====== Excerpted passage ======
WAJC
- Newport, Minnesota; United States;
- Broadcast area: Dakota County, Minnesota Southern Washington County, Minnesota
- Frequency: 88.1 MHz
- Branding: Real Life Radio

Programming
- Format: Contemporary Christian music

Ownership
- Owner: Maranatha Assembly of God Church

History
- First air date: April 2013
- Call sign meaning: Walter Martin, Jesus Christ

Technical information
- Licensing authority: FCC
- Facility ID: 174134
- Class: A
- ERP: 5,520 watts
- HAAT: 22 meters (72 ft)
- Translators: W219DT (91.7 MHz, North Branch, Minnesota)

Links
- Public license information: Public file; LMS;
- Webcast: Listen Live
- Website: Official Website

= WAJC =

WAJC 88.1 FM is a radio station licensed to Newport, Minnesota, and serving the south central Minneapolis–Saint Paul metropolitan area. The station broadcasts a Contemporary Christian music format and is owned by the Maranatha Assembly of God Church. Its transmitter is located in a park near Coates.

==History==
On April 19, 2010, the FCC granted a construction permit to the Religious Information Network for a new noncommercial radio station on 88.1 MHz at Newport, a southeastern suburb of the Twin Cities. RIN intended to program a listener-supported station with a variety of Christian and community programming. The first two letters of its call sign, WAJC, stood for the station manager's father, Walter Martin, and the last two stood for Jesus Christ. Its slogan was "Radio With a Mission". Among the programming planned for the station were recordings of Walter Martin's radio program, The Bible Answer Man.
======
[Short task A]
Answer these questions from the WAJC article:
(i) What frequency does the station broadcast on?
(ii) Which church owns the station?
(iii) On what date did the FCC grant the construction permit for the station?
[Short task B]
Do these statements agree with the WAJC article? Answer yes or no for each and quote the words that decide it.
(i) The station's transmitter stands in a park near Coates.
(ii) Newport is a northwestern suburb of the Twin Cities.
(iii) The last two letters of the call sign stand for Jesus Christ.
[Short task C] Write the next part of the WAJC station's history, picking up after its last sentence.
====== Extracted information ======
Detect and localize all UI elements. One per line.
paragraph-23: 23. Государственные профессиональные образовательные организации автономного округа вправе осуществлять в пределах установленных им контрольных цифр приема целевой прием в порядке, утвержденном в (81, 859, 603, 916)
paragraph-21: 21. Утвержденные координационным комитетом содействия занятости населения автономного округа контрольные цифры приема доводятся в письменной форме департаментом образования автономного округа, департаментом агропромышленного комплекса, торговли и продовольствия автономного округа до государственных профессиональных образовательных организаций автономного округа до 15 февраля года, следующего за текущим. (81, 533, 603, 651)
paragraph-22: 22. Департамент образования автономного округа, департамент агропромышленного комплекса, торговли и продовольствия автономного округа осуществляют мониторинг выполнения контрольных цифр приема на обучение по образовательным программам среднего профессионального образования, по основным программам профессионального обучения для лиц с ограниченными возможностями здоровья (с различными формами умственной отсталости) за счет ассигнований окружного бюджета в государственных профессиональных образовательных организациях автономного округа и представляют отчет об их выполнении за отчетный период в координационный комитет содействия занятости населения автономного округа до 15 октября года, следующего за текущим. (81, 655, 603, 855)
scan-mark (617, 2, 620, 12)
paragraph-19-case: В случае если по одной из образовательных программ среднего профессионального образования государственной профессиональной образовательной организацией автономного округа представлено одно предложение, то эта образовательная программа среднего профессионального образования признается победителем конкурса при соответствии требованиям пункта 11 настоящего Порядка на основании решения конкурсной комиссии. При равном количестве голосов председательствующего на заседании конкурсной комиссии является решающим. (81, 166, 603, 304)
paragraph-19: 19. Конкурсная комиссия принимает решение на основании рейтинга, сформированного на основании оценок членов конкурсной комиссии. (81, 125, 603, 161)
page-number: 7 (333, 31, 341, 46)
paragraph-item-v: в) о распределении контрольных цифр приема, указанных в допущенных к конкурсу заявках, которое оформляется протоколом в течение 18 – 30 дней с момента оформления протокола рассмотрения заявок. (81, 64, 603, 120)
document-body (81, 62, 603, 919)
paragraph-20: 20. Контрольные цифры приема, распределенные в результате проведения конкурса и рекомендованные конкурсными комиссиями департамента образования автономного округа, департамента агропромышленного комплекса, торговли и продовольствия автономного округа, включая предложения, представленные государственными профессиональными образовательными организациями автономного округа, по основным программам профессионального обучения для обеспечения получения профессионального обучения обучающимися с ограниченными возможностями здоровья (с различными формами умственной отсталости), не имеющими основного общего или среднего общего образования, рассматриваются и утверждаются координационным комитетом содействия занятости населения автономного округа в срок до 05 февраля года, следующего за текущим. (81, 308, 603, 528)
======
[Final answer A]
(i) 88.1 MHz
(ii) The Maranatha Assembly of God Church
(iii) April 19, 2010

[Final answer B]
(i) Yes: "Its transmitter is located in a park near Coates."
(ii) No: "Newport, a southeastern suburb of the Twin Cities"
(iii) Yes: "the last two stood for Jesus Christ"

[Final answer C]
The station began broadcasting in April 2013 and was branded "The Remnant". "The Remnant" was the student-produced Christian rock format from the University of Northwestern – St. Paul, which was simulcast on the HD4 subchannel of that school's KTIS-FM. In 2016, the station was sold to the Maranatha Assembly of God Church for $52,000.

==Translator==
In 2017, Maranatha Assembly of God Church purchased FM translator 91.7 W219DT in North Branch, Minnesota for $50,000, and the translator began rebroadcasting WAJC.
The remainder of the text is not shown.